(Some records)
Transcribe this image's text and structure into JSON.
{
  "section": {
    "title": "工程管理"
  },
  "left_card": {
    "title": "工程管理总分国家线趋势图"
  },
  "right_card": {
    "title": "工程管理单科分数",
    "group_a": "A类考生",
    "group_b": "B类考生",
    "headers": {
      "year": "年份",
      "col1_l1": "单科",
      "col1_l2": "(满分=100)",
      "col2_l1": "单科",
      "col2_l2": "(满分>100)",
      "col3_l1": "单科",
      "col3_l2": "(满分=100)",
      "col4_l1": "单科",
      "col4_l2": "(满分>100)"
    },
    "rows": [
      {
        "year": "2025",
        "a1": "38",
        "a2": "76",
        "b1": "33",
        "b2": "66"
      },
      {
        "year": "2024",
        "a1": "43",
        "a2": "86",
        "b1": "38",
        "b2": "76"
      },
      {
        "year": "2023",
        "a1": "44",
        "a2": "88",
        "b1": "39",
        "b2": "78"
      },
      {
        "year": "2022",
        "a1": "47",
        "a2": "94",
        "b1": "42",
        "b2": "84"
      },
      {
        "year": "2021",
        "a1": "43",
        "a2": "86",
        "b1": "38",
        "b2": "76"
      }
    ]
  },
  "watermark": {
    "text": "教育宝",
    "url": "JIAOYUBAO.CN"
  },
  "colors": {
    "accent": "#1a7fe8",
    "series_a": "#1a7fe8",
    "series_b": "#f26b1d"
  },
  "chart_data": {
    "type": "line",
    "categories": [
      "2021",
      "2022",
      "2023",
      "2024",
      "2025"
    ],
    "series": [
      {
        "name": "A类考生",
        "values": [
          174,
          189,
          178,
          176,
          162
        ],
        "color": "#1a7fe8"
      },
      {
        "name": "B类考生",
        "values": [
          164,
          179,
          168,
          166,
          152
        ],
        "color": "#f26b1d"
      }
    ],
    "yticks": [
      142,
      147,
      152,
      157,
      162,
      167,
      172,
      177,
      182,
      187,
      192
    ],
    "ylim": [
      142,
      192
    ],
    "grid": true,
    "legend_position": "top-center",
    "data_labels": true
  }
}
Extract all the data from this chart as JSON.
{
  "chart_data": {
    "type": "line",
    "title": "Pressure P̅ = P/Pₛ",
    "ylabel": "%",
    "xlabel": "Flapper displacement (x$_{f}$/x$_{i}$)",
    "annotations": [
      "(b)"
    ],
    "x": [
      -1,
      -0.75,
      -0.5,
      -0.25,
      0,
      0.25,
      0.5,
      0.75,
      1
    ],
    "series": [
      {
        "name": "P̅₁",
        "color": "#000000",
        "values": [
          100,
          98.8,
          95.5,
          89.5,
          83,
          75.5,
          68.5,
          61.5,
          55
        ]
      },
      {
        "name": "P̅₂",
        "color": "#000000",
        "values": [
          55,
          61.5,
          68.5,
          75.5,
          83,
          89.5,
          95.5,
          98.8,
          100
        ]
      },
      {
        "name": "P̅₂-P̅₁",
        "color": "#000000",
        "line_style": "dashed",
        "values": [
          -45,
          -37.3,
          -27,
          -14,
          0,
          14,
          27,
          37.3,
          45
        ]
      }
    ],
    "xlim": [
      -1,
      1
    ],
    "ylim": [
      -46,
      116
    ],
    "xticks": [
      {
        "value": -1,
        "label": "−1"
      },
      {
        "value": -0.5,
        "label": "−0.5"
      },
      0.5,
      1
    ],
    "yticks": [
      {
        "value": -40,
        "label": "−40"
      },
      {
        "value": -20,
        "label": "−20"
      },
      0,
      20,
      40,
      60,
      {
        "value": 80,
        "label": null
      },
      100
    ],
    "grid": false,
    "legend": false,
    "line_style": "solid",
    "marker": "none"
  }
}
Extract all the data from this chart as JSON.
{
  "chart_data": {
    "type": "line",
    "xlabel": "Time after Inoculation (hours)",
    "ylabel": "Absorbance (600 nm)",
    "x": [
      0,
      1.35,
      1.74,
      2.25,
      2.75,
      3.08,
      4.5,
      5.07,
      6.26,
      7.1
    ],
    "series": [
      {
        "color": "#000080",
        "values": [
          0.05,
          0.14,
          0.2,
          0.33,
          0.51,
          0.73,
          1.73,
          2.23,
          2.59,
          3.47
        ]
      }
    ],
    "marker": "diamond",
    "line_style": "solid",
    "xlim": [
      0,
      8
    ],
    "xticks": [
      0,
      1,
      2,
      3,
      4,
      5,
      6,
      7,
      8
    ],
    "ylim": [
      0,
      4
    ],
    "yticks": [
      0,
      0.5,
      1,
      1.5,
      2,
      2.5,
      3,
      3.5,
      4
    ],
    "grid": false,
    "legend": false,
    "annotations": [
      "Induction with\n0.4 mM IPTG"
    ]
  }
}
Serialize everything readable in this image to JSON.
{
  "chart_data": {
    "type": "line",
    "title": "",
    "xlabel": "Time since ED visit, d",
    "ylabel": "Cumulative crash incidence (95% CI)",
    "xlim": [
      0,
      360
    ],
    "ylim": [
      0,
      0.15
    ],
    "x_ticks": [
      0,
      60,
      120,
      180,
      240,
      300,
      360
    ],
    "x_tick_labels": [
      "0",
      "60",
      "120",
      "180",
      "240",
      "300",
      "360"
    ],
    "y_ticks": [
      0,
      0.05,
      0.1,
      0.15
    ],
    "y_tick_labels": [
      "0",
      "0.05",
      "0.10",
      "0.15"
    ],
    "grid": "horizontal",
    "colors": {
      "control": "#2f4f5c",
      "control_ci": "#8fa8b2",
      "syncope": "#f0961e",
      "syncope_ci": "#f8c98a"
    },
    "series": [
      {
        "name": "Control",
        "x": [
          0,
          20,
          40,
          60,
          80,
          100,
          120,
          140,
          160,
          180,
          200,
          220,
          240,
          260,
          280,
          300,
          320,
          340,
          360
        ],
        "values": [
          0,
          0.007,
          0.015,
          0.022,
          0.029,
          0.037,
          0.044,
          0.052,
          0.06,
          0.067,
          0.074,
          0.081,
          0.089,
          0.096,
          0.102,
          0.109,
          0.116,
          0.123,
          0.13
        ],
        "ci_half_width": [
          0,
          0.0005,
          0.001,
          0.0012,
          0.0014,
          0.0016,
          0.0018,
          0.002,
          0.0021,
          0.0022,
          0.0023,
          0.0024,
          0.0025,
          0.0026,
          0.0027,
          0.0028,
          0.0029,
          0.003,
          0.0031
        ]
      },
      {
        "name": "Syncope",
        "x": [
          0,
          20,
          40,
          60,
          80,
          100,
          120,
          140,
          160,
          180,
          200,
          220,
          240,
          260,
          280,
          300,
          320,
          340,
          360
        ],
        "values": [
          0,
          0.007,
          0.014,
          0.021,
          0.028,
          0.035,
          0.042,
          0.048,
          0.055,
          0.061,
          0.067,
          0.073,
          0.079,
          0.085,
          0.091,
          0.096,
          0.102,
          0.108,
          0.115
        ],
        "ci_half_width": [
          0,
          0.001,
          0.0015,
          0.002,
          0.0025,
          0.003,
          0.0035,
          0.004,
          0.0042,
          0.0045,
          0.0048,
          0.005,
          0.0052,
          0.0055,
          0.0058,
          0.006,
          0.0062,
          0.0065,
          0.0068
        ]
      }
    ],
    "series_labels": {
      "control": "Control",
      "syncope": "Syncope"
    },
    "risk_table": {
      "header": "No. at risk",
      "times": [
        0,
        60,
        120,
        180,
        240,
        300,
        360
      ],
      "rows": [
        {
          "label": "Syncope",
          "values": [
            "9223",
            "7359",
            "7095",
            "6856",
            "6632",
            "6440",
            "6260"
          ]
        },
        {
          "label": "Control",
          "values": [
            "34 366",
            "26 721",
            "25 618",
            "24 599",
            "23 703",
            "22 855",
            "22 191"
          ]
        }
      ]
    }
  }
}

* WHAT YOU NEED TO DO: Go through the records above, find every line with the word "this", and list those lines.

* EXERCISE OUTPUT:
Transcribe this image's text and structure into JSON.
Extract all the data from this chart as JSON.
Extract all the data from this chart as JSON.
Serialize everything readable in this image to JSON.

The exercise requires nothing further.